-- Begin --

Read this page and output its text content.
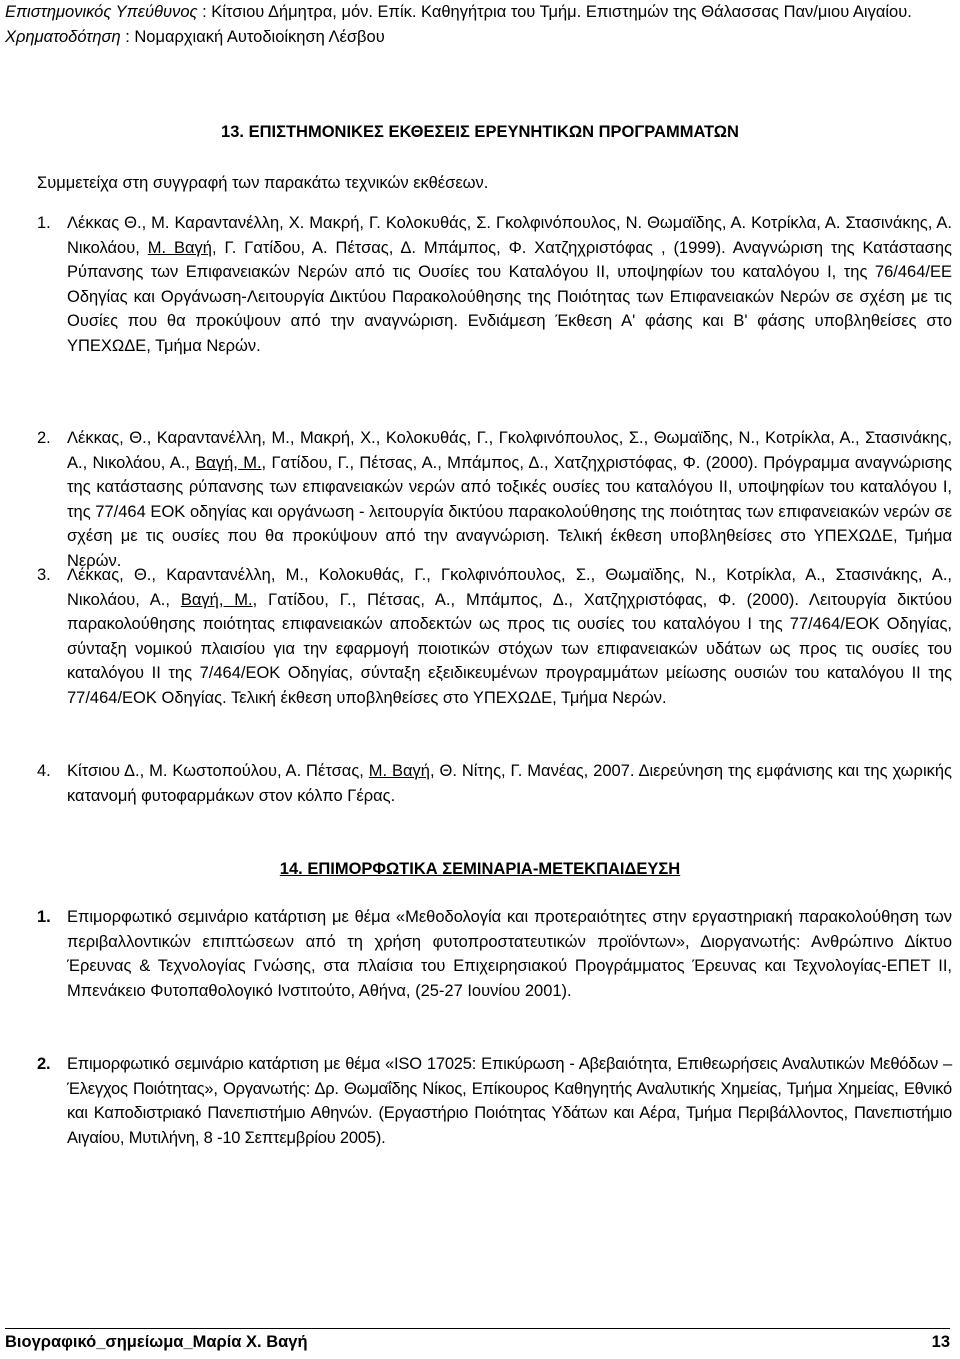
Επιστημονικός Υπεύθυνος : Κίτσιου Δήμητρα, μόν. Επίκ. Καθηγήτρια του Τμήμ. Επιστημών της Θάλασσας Παν/μιου Αιγαίου.
Χρηματοδότηση : Νομαρχιακή Αυτοδιοίκηση Λέσβου
13. ΕΠΙΣΤΗΜΟΝΙΚΕΣ ΕΚΘΕΣΕΙΣ ΕΡΕΥΝΗΤΙΚΩΝ ΠΡΟΓΡΑΜΜΑΤΩΝ
Συμμετείχα στη συγγραφή των παρακάτω τεχνικών εκθέσεων.
1. Λέκκας Θ., Μ. Καραντανέλλη, Χ. Μακρή, Γ. Κολοκυθάς, Σ. Γκολφινόπουλος, Ν. Θωμαϊδης, Α. Κοτρίκλα, Α. Στασινάκης, Α. Νικολάου, Μ. Βαγή, Γ. Γατίδου, Α. Πέτσας, Δ. Μπάμπος, Φ. Χατζηχριστόφας , (1999). Αναγνώριση της Κατάστασης Ρύπανσης των Επιφανειακών Νερών από τις Ουσίες του Καταλόγου ΙΙ, υποψηφίων του καταλόγου Ι, της 76/464/ΕΕ Οδηγίας και Οργάνωση-Λειτουργία Δικτύου Παρακολούθησης της Ποιότητας των Επιφανειακών Νερών σε σχέση με τις Ουσίες που θα προκύψουν από την αναγνώριση. Ενδιάμεση Έκθεση Α' φάσης και Β' φάσης υποβληθείσες στο ΥΠΕΧΩΔΕ, Τμήμα Νερών.
2. Λέκκας, Θ., Καραντανέλλη, Μ., Μακρή, Χ., Κολοκυθάς, Γ., Γκολφινόπουλος, Σ., Θωμαϊδης, Ν., Κοτρίκλα, Α., Στασινάκης, Α., Νικολάου, Α., Βαγή, Μ., Γατίδου, Γ., Πέτσας, Α., Μπάμπος, Δ., Χατζηχριστόφας, Φ. (2000). Πρόγραμμα αναγνώρισης της κατάστασης ρύπανσης των επιφανειακών νερών από τοξικές ουσίες του καταλόγου ΙΙ, υποψηφίων του καταλόγου Ι, της 77/464 ΕΟΚ οδηγίας και οργάνωση - λειτουργία δικτύου παρακολούθησης της ποιότητας των επιφανειακών νερών σε σχέση με τις ουσίες που θα προκύψουν από την αναγνώριση. Τελική έκθεση υποβληθείσες στο ΥΠΕΧΩΔΕ, Τμήμα Νερών.
3. Λέκκας, Θ., Καραντανέλλη, Μ., Κολοκυθάς, Γ., Γκολφινόπουλος, Σ., Θωμαϊδης, Ν., Κοτρίκλα, Α., Στασινάκης, Α., Νικολάου, Α., Βαγή, Μ., Γατίδου, Γ., Πέτσας, Α., Μπάμπος, Δ., Χατζηχριστόφας, Φ. (2000). Λειτουργία δικτύου παρακολούθησης ποιότητας επιφανειακών αποδεκτών ως προς τις ουσίες του καταλόγου Ι της 77/464/ΕΟΚ Οδηγίας, σύνταξη νομικού πλαισίου για την εφαρμογή ποιοτικών στόχων των επιφανειακών υδάτων ως προς τις ουσίες του καταλόγου ΙΙ της 7/464/ΕΟΚ Οδηγίας, σύνταξη εξειδικευμένων προγραμμάτων μείωσης ουσιών του καταλόγου ΙΙ της 77/464/ΕΟΚ Οδηγίας. Τελική έκθεση υποβληθείσες στο ΥΠΕΧΩΔΕ, Τμήμα Νερών.
4. Κίτσιου Δ., Μ. Κωστοπούλου, Α. Πέτσας, Μ. Βαγή, Θ. Νίτης, Γ. Μανέας, 2007. Διερεύνηση της εμφάνισης και της χωρικής κατανομή φυτοφαρμάκων στον κόλπο Γέρας.
14. ΕΠΙΜΟΡΦΩΤΙΚΑ ΣΕΜΙΝΑΡΙΑ-ΜΕΤΕΚΠΑΙΔΕΥΣΗ
1. Επιμορφωτικό σεμινάριο κατάρτιση με θέμα «Μεθοδολογία και προτεραιότητες στην εργαστηριακή παρακολούθηση των περιβαλλοντικών επιπτώσεων από τη χρήση φυτοπροστατευτικών προϊόντων», Διοργανωτής: Ανθρώπινο Δίκτυο Έρευνας & Τεχνολογίας Γνώσης, στα πλαίσια του Επιχειρησιακού Προγράμματος Έρευνας και Τεχνολογίας-ΕΠΕΤ ΙΙ, Μπενάκειο Φυτοπαθολογικό Ινστιτούτο, Αθήνα, (25-27 Ιουνίου 2001).
2. Επιμορφωτικό σεμινάριο κατάρτιση με θέμα «ISO 17025: Επικύρωση - Αβεβαιότητα, Επιθεωρήσεις Αναλυτικών Μεθόδων – Έλεγχος Ποιότητας», Οργανωτής: Δρ. Θωμαΐδης Νίκος, Επίκουρος Καθηγητής Αναλυτικής Χημείας, Τμήμα Χημείας, Εθνικό και Καποδιστριακό Πανεπιστήμιο Αθηνών. (Εργαστήριο Ποιότητας Υδάτων και Αέρα, Τμήμα Περιβάλλοντος, Πανεπιστήμιο Αιγαίου, Μυτιλήνη, 8 -10 Σεπτεμβρίου 2005).
Βιογραφικό_σημείωμα_Μαρία Χ. Βαγή	13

-- End --

DO THIS: Go through the listing above and write it all out exactly, leaving out any picture.

SOLUTION TO THIS PROBLEM:
Read this page and output its text content.
Επιστημονικός Υπεύθυνος : Κίτσιου Δήμητρα, μόν. Επίκ. Καθηγήτρια του Τμήμ. Επιστημών της Θάλασσας Παν/μιου Αιγαίου.
Χρηματοδότηση : Νομαρχιακή Αυτοδιοίκηση Λέσβου
13. ΕΠΙΣΤΗΜΟΝΙΚΕΣ ΕΚΘΕΣΕΙΣ ΕΡΕΥΝΗΤΙΚΩΝ ΠΡΟΓΡΑΜΜΑΤΩΝ
Συμμετείχα στη συγγραφή των παρακάτω τεχνικών εκθέσεων.
1. Λέκκας Θ., Μ. Καραντανέλλη, Χ. Μακρή, Γ. Κολοκυθάς, Σ. Γκολφινόπουλος, Ν. Θωμαϊδης, Α. Κοτρίκλα, Α. Στασινάκης, Α. Νικολάου, Μ. Βαγή, Γ. Γατίδου, Α. Πέτσας, Δ. Μπάμπος, Φ. Χατζηχριστόφας , (1999). Αναγνώριση της Κατάστασης Ρύπανσης των Επιφανειακών Νερών από τις Ουσίες του Καταλόγου ΙΙ, υποψηφίων του καταλόγου Ι, της 76/464/ΕΕ Οδηγίας και Οργάνωση-Λειτουργία Δικτύου Παρακολούθησης της Ποιότητας των Επιφανειακών Νερών σε σχέση με τις Ουσίες που θα προκύψουν από την αναγνώριση. Ενδιάμεση Έκθεση Α' φάσης και Β' φάσης υποβληθείσες στο ΥΠΕΧΩΔΕ, Τμήμα Νερών.
2. Λέκκας, Θ., Καραντανέλλη, Μ., Μακρή, Χ., Κολοκυθάς, Γ., Γκολφινόπουλος, Σ., Θωμαϊδης, Ν., Κοτρίκλα, Α., Στασινάκης, Α., Νικολάου, Α., Βαγή, Μ., Γατίδου, Γ., Πέτσας, Α., Μπάμπος, Δ., Χατζηχριστόφας, Φ. (2000). Πρόγραμμα αναγνώρισης της κατάστασης ρύπανσης των επιφανειακών νερών από τοξικές ουσίες του καταλόγου ΙΙ, υποψηφίων του καταλόγου Ι, της 77/464 ΕΟΚ οδηγίας και οργάνωση - λειτουργία δικτύου παρακολούθησης της ποιότητας των επιφανειακών νερών σε σχέση με τις ουσίες που θα προκύψουν από την αναγνώριση. Τελική έκθεση υποβληθείσες στο ΥΠΕΧΩΔΕ, Τμήμα Νερών.
3. Λέκκας, Θ., Καραντανέλλη, Μ., Κολοκυθάς, Γ., Γκολφινόπουλος, Σ., Θωμαϊδης, Ν., Κοτρίκλα, Α., Στασινάκης, Α., Νικολάου, Α., Βαγή, Μ., Γατίδου, Γ., Πέτσας, Α., Μπάμπος, Δ., Χατζηχριστόφας, Φ. (2000). Λειτουργία δικτύου παρακολούθησης ποιότητας επιφανειακών αποδεκτών ως προς τις ουσίες του καταλόγου Ι της 77/464/ΕΟΚ Οδηγίας, σύνταξη νομικού πλαισίου για την εφαρμογή ποιοτικών στόχων των επιφανειακών υδάτων ως προς τις ουσίες του καταλόγου ΙΙ της 7/464/ΕΟΚ Οδηγίας, σύνταξη εξειδικευμένων προγραμμάτων μείωσης ουσιών του καταλόγου ΙΙ της 77/464/ΕΟΚ Οδηγίας. Τελική έκθεση υποβληθείσες στο ΥΠΕΧΩΔΕ, Τμήμα Νερών.
4. Κίτσιου Δ., Μ. Κωστοπούλου, Α. Πέτσας, Μ. Βαγή, Θ. Νίτης, Γ. Μανέας, 2007. Διερεύνηση της εμφάνισης και της χωρικής κατανομή φυτοφαρμάκων στον κόλπο Γέρας.
14. ΕΠΙΜΟΡΦΩΤΙΚΑ ΣΕΜΙΝΑΡΙΑ-ΜΕΤΕΚΠΑΙΔΕΥΣΗ
1. Επιμορφωτικό σεμινάριο κατάρτιση με θέμα «Μεθοδολογία και προτεραιότητες στην εργαστηριακή παρακολούθηση των περιβαλλοντικών επιπτώσεων από τη χρήση φυτοπροστατευτικών προϊόντων», Διοργανωτής: Ανθρώπινο Δίκτυο Έρευνας & Τεχνολογίας Γνώσης, στα πλαίσια του Επιχειρησιακού Προγράμματος Έρευνας και Τεχνολογίας-ΕΠΕΤ ΙΙ, Μπενάκειο Φυτοπαθολογικό Ινστιτούτο, Αθήνα, (25-27 Ιουνίου 2001).
2. Επιμορφωτικό σεμινάριο κατάρτιση με θέμα «ISO 17025: Επικύρωση - Αβεβαιότητα, Επιθεωρήσεις Αναλυτικών Μεθόδων – Έλεγχος Ποιότητας», Οργανωτής: Δρ. Θωμαΐδης Νίκος, Επίκουρος Καθηγητής Αναλυτικής Χημείας, Τμήμα Χημείας, Εθνικό και Καποδιστριακό Πανεπιστήμιο Αθηνών. (Εργαστήριο Ποιότητας Υδάτων και Αέρα, Τμήμα Περιβάλλοντος, Πανεπιστήμιο Αιγαίου, Μυτιλήνη, 8 -10 Σεπτεμβρίου 2005).
Βιογραφικό_σημείωμα_Μαρία Χ. Βαγή	13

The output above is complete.